=== YOUR OBJECTIVE ===
In the entries, find all lines that hold the word "name" and copy them.

=== ROWS ===
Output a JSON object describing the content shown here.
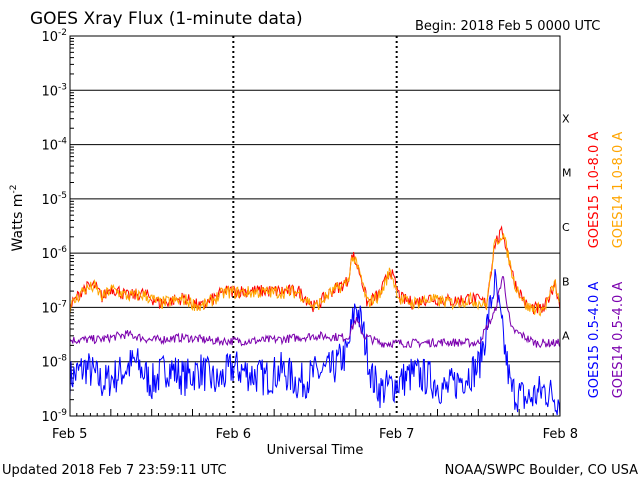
{
  "chart_data": {
    "type": "line",
    "title": "GOES Xray Flux (1-minute data)",
    "begin_text": "Begin:  2018 Feb 5 0000 UTC",
    "xlabel": "Universal Time",
    "ylabel": "Watts m",
    "ylabel_superscript": "-2",
    "yscale": "log",
    "ylim": [
      1e-09,
      0.01
    ],
    "y_ticks": [
      {
        "exp": -2
      },
      {
        "exp": -3
      },
      {
        "exp": -4
      },
      {
        "exp": -5
      },
      {
        "exp": -6
      },
      {
        "exp": -7
      },
      {
        "exp": -8
      },
      {
        "exp": -9
      }
    ],
    "x_days": [
      0,
      3
    ],
    "x_ticks": [
      {
        "label": "Feb 5",
        "day": 0
      },
      {
        "label": "Feb 6",
        "day": 1
      },
      {
        "label": "Feb 7",
        "day": 2
      },
      {
        "label": "Feb 8",
        "day": 3
      }
    ],
    "flare_classes": [
      {
        "label": "X",
        "exp": -3.5
      },
      {
        "label": "M",
        "exp": -4.5
      },
      {
        "label": "C",
        "exp": -5.5
      },
      {
        "label": "B",
        "exp": -6.5
      },
      {
        "label": "A",
        "exp": -7.5
      }
    ],
    "series": [
      {
        "name": "GOES15 1.0-8.0 A",
        "color": "#ff0000",
        "x": [
          0,
          0.08,
          0.15,
          0.2,
          0.25,
          0.3,
          0.35,
          0.45,
          0.55,
          0.7,
          0.8,
          0.95,
          1.1,
          1.2,
          1.3,
          1.4,
          1.5,
          1.6,
          1.7,
          1.73,
          1.78,
          1.82,
          1.9,
          1.96,
          2.02,
          2.1,
          2.2,
          2.35,
          2.45,
          2.55,
          2.6,
          2.65,
          2.72,
          2.8,
          2.9,
          2.97,
          3.0
        ],
        "values": [
          1e-07,
          2.2e-07,
          2.5e-07,
          1.5e-07,
          2.3e-07,
          2e-07,
          1.6e-07,
          1.8e-07,
          1.2e-07,
          1.5e-07,
          1e-07,
          2e-07,
          2e-07,
          2e-07,
          2e-07,
          2e-07,
          1e-07,
          2e-07,
          3e-07,
          9.5e-07,
          4e-07,
          1.2e-07,
          1.8e-07,
          5e-07,
          1.5e-07,
          1.2e-07,
          1.5e-07,
          1.3e-07,
          1.5e-07,
          1.2e-07,
          1.5e-06,
          2.5e-06,
          3e-07,
          1e-07,
          9e-08,
          3e-07,
          1e-07
        ]
      },
      {
        "name": "GOES14 1.0-8.0 A",
        "color": "#ffa500",
        "x": [
          0,
          0.08,
          0.15,
          0.2,
          0.25,
          0.3,
          0.35,
          0.45,
          0.55,
          0.7,
          0.8,
          0.95,
          1.1,
          1.2,
          1.3,
          1.4,
          1.5,
          1.6,
          1.7,
          1.73,
          1.78,
          1.82,
          1.9,
          1.96,
          2.02,
          2.1,
          2.2,
          2.35,
          2.45,
          2.55,
          2.6,
          2.65,
          2.72,
          2.8,
          2.9,
          2.97,
          3.0
        ],
        "values": [
          1e-07,
          2.1e-07,
          2.4e-07,
          1.5e-07,
          2.2e-07,
          1.9e-07,
          1.6e-07,
          1.7e-07,
          1.2e-07,
          1.4e-07,
          1e-07,
          1.9e-07,
          1.9e-07,
          1.9e-07,
          1.9e-07,
          1.9e-07,
          1e-07,
          1.9e-07,
          2.9e-07,
          9e-07,
          3.8e-07,
          1.2e-07,
          1.7e-07,
          4.8e-07,
          1.4e-07,
          1.2e-07,
          1.4e-07,
          1.2e-07,
          1.4e-07,
          1.1e-07,
          1.4e-06,
          2.4e-06,
          2.9e-07,
          1e-07,
          9e-08,
          2.8e-07,
          1e-07
        ]
      },
      {
        "name": "GOES15 0.5-4.0 A",
        "color": "#0000ff",
        "x": [
          0,
          0.1,
          0.2,
          0.3,
          0.4,
          0.5,
          0.6,
          0.7,
          0.8,
          0.9,
          1.0,
          1.1,
          1.2,
          1.3,
          1.4,
          1.5,
          1.6,
          1.7,
          1.75,
          1.8,
          1.85,
          1.9,
          2.0,
          2.1,
          2.2,
          2.3,
          2.4,
          2.5,
          2.55,
          2.6,
          2.65,
          2.7,
          2.8,
          2.9,
          3.0
        ],
        "values": [
          5e-09,
          8e-09,
          4e-09,
          6e-09,
          1e-08,
          4e-09,
          8e-09,
          5e-09,
          7e-09,
          4e-09,
          8e-09,
          6e-09,
          5e-09,
          7e-09,
          4e-09,
          6e-09,
          7e-09,
          1.5e-08,
          1.2e-07,
          3e-08,
          5e-09,
          3e-09,
          4e-09,
          6e-09,
          5e-09,
          3e-09,
          5e-09,
          8e-09,
          4e-08,
          3e-07,
          3e-08,
          3e-09,
          2e-09,
          3e-09,
          2e-09
        ]
      },
      {
        "name": "GOES14 0.5-4.0 A",
        "color": "#7b00ae",
        "x": [
          0,
          0.2,
          0.35,
          0.5,
          0.7,
          0.9,
          1.1,
          1.3,
          1.5,
          1.7,
          1.75,
          1.8,
          1.9,
          2.1,
          2.3,
          2.5,
          2.6,
          2.65,
          2.7,
          2.85,
          3.0
        ],
        "values": [
          2.5e-08,
          2.6e-08,
          3.2e-08,
          2.5e-08,
          2.8e-08,
          2.4e-08,
          2.4e-08,
          2.6e-08,
          3e-08,
          2.8e-08,
          6e-08,
          3e-08,
          2.2e-08,
          2.2e-08,
          2.3e-08,
          2.2e-08,
          8e-08,
          4e-07,
          4e-08,
          2.2e-08,
          2.2e-08
        ]
      }
    ]
  },
  "footer": {
    "updated": "Updated 2018 Feb  7 23:59:11 UTC",
    "source": "NOAA/SWPC Boulder, CO USA"
  }
}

=== TASK SOLUTION ===
        "name": "GOES15 1.0-8.0 A",
        "name": "GOES14 1.0-8.0 A",
        "name": "GOES15 0.5-4.0 A",
        "name": "GOES14 0.5-4.0 A",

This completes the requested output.